-- start DATA EXCERPTS --

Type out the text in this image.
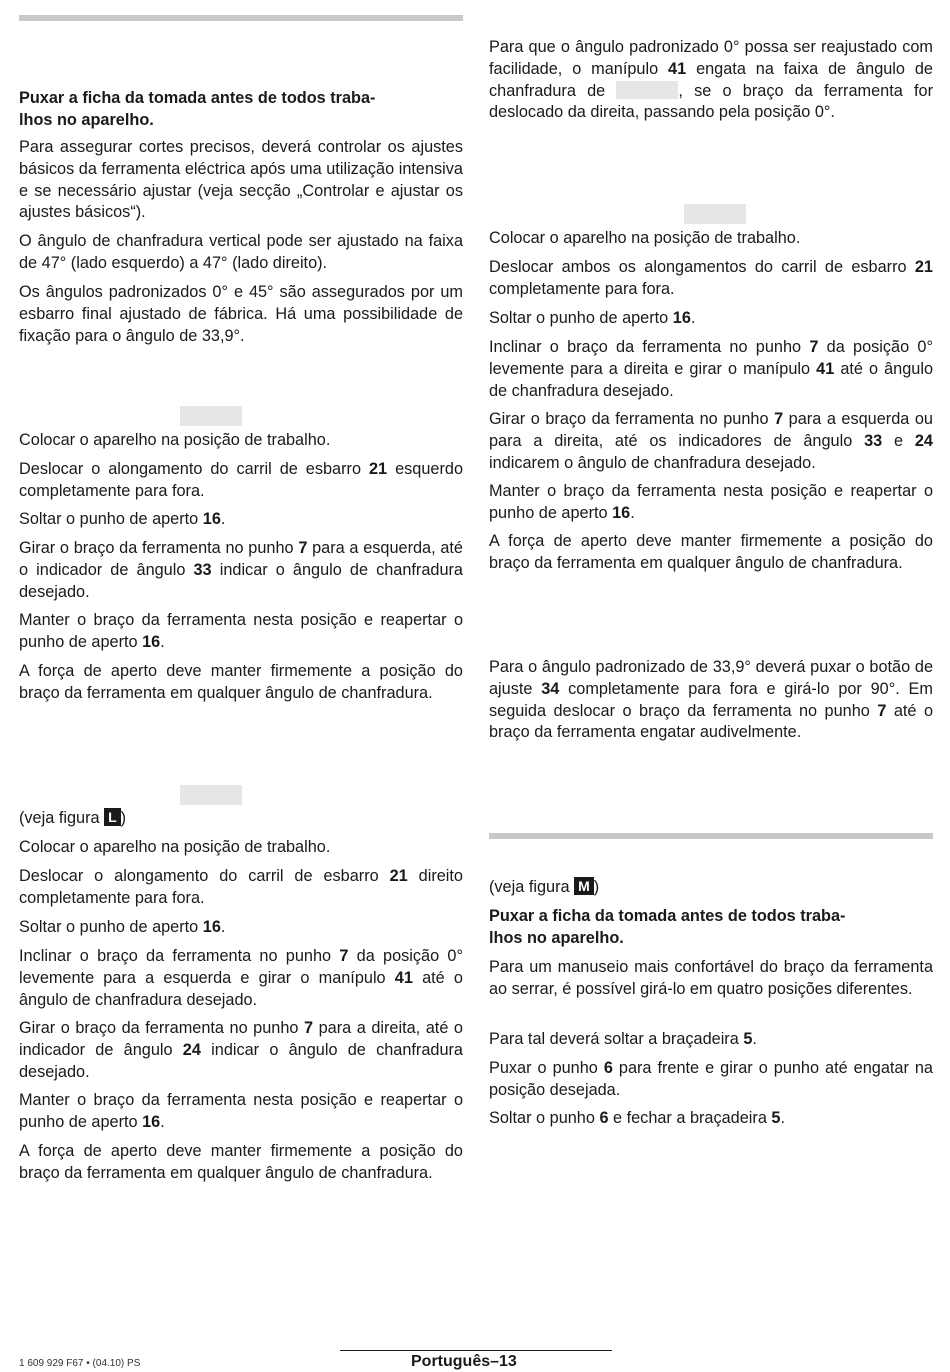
Puxar a ficha da tomada antes de todos traba-
lhos no aparelho.

Para assegurar cortes precisos, deverá controlar os ajustes básicos da ferramenta eléctrica após uma utilização intensiva e se necessário ajustar (veja secção „Controlar e ajustar os ajustes básicos“).

O ângulo de chanfradura vertical pode ser ajustado na faixa de 47° (lado esquerdo) a 47° (lado direito).

Os ângulos padronizados 0° e 45° são assegurados por um esbarro final ajustado de fábrica. Há uma possibilidade de fixação para o ângulo de 33,9°.

Colocar o aparelho na posição de trabalho.

Deslocar o alongamento do carril de esbarro 21 esquerdo completamente para fora.

Soltar o punho de aperto 16.

Girar o braço da ferramenta no punho 7 para a esquerda, até o indicador de ângulo 33 indicar o ângulo de chanfradura desejado.

Manter o braço da ferramenta nesta posição e reapertar o punho de aperto 16.

A força de aperto deve manter firmemente a posição do braço da ferramenta em qualquer ângulo de chanfradura.

(veja figura L )

Colocar o aparelho na posição de trabalho.

Deslocar o alongamento do carril de esbarro 21 direito completamente para fora.

Soltar o punho de aperto 16.

Inclinar o braço da ferramenta no punho 7 da posição 0° levemente para a esquerda e girar o manípulo 41 até o ângulo de chanfradura desejado.

Girar o braço da ferramenta no punho 7 para a direita, até o indicador de ângulo 24 indicar o ângulo de chanfradura desejado.

Manter o braço da ferramenta nesta posição e reapertar o punho de aperto 16.

A força de aperto deve manter firmemente a posição do braço da ferramenta em qualquer ângulo de chanfradura.

Para que o ângulo padronizado 0° possa ser reajustado com facilidade, o manípulo 41 engata na faixa de ângulo de chanfradura de	, se o braço da ferramenta for deslocado da direita, passando pela posição 0°.

Colocar o aparelho na posição de trabalho.

Deslocar ambos os alongamentos do carril de esbarro 21 completamente para fora.

Soltar o punho de aperto 16.

Inclinar o braço da ferramenta no punho 7 da posição 0° levemente para a direita e girar o manípulo 41 até o ângulo de chanfradura desejado.

Girar o braço da ferramenta no punho 7 para a esquerda ou para a direita, até os indicadores de ângulo 33 e 24 indicarem o ângulo de chanfradura desejado.

Manter o braço da ferramenta nesta posição e reapertar o punho de aperto 16.

A força de aperto deve manter firmemente a posição do braço da ferramenta em qualquer ângulo de chanfradura.

Para o ângulo padronizado de 33,9° deverá puxar o botão de ajuste 34 completamente para fora e girá-lo por 90°. Em seguida deslocar o braço da ferramenta no punho 7 até o braço da ferramenta engatar audivelmente.

(veja figura M )

Puxar a ficha da tomada antes de todos traba-
lhos no aparelho.

Para um manuseio mais confortável do braço da ferramenta ao serrar, é possível girá-lo em quatro posições diferentes.

Para tal deverá soltar a braçadeira 5.

Puxar o punho 6 para frente e girar o punho até engatar na posição desejada.

Soltar o punho 6 e fechar a braçadeira 5.

1 609 929 F67 • (04.10) PS	Português–13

-- end DATA EXCERPTS --

STATED PROBLEM: Scan the material above for the string "completamente" and return the lines that hold it.

ANSWER FOR THE TASK:
Deslocar o alongamento do carril de esbarro 21 esquerdo completamente para fora.
Deslocar o alongamento do carril de esbarro 21 direito completamente para fora.
Deslocar ambos os alongamentos do carril de esbarro 21 completamente para fora.
Para o ângulo padronizado de 33,9° deverá puxar o botão de ajuste 34 completamente para fora e girá-lo por 90°. Em seguida deslocar o braço da ferramenta no punho 7 até o braço da ferramenta engatar audivelmente.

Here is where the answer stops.